Task directions: Scan the records for the word "color". Copy each line that includes it.

------------------------------------------------------------------------

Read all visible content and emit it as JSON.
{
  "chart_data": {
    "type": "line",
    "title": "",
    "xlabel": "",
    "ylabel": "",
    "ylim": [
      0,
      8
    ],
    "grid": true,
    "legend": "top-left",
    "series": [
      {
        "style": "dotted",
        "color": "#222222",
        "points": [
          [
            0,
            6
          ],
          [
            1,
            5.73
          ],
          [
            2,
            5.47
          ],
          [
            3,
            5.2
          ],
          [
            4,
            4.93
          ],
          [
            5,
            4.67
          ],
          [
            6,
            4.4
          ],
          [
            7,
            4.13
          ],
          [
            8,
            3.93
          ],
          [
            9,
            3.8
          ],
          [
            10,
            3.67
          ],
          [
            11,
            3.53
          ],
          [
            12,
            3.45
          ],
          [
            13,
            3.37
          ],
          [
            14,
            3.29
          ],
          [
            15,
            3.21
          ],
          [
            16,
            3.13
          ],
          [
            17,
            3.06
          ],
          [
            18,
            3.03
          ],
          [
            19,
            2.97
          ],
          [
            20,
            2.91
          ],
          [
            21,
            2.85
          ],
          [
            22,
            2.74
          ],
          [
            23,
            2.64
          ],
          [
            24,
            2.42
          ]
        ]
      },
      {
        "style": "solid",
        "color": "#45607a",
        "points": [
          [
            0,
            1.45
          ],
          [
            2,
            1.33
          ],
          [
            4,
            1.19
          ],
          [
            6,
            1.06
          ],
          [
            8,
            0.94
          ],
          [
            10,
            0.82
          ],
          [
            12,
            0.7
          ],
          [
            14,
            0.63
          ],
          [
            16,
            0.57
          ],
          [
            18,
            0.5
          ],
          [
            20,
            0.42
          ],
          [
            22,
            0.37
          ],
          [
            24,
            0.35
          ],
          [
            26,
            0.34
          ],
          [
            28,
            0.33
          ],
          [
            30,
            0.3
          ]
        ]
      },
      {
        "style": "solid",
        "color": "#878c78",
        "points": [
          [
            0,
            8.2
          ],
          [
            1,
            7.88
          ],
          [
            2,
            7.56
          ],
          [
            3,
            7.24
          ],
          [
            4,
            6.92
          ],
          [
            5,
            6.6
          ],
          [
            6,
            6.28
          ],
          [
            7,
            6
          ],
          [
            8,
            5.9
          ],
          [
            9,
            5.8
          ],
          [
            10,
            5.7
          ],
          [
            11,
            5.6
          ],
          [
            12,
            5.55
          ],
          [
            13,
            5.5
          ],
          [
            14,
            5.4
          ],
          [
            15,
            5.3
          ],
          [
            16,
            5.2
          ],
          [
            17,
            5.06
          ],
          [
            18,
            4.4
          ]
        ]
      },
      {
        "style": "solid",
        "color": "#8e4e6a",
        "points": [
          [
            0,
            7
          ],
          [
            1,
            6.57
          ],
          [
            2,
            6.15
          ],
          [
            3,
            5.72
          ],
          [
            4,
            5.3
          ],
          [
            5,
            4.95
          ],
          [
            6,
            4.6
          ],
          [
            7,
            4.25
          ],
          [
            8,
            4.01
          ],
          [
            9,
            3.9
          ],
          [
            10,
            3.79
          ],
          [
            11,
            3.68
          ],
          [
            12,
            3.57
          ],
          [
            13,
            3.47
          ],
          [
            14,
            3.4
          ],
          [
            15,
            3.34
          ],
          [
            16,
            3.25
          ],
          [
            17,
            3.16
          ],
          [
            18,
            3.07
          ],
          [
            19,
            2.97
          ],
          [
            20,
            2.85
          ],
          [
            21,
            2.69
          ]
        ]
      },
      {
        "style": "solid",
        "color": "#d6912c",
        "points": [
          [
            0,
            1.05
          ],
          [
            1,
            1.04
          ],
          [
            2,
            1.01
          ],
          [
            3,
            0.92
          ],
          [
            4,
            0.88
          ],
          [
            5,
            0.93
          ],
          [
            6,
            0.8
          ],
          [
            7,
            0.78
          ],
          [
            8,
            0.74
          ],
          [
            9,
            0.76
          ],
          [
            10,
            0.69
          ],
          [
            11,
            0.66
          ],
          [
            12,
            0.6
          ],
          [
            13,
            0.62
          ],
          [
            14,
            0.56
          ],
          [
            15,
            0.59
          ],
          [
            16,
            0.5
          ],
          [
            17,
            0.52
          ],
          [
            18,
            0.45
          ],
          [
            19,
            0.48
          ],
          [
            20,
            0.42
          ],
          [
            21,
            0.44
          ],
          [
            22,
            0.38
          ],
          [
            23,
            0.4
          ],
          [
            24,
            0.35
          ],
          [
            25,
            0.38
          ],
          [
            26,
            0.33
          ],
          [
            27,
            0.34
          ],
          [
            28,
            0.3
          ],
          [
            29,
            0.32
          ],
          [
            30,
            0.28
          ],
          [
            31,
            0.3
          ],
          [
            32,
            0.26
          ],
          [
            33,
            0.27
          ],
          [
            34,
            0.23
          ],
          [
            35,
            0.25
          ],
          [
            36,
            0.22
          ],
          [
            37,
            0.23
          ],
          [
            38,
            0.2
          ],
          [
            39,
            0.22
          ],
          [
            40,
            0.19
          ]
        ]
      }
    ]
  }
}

------------------------------------------------------------------------

Finished exercise:
        "color": "#222222",
        "color": "#45607a",
        "color": "#878c78",
        "color": "#8e4e6a",
        "color": "#d6912c",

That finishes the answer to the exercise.